-- start of Records provided --

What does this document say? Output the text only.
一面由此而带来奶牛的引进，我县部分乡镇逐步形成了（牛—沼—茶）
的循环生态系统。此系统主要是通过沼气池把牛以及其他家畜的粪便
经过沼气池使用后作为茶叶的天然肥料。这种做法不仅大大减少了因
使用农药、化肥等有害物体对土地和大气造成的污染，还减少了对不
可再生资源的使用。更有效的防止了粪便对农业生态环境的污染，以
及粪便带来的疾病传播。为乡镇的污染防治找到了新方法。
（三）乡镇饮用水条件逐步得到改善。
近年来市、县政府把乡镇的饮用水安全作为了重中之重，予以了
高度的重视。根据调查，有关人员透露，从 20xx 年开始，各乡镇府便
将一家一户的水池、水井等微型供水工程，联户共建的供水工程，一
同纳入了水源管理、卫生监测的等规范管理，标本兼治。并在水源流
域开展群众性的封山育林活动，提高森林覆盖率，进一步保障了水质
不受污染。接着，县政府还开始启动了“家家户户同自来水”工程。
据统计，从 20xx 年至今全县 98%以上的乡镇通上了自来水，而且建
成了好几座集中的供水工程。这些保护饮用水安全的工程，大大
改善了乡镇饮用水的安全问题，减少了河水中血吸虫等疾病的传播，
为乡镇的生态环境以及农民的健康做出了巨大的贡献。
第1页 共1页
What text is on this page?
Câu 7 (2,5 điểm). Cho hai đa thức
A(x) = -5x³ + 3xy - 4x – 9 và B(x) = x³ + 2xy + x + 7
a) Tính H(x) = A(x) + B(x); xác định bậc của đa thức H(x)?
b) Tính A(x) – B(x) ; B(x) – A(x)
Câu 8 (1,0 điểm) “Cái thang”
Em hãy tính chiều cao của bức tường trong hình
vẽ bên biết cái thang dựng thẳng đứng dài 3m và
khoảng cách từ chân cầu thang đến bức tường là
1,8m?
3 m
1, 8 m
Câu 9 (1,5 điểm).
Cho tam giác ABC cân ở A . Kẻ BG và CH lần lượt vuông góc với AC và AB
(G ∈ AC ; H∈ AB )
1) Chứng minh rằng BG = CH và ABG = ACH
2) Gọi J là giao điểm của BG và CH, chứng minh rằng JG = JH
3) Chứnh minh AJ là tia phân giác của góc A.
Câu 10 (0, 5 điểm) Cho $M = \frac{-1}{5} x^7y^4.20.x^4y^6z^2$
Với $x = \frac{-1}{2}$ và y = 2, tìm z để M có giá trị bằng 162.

-- end of Records provided --

Given problem: Copy out every line in the listing where the word "minh" appears.

Output for this task:
1) Chứng minh rằng BG = CH và ABG = ACH
2) Gọi J là giao điểm của BG và CH, chứng minh rằng JG = JH
3) Chứnh minh AJ là tia phân giác của góc A.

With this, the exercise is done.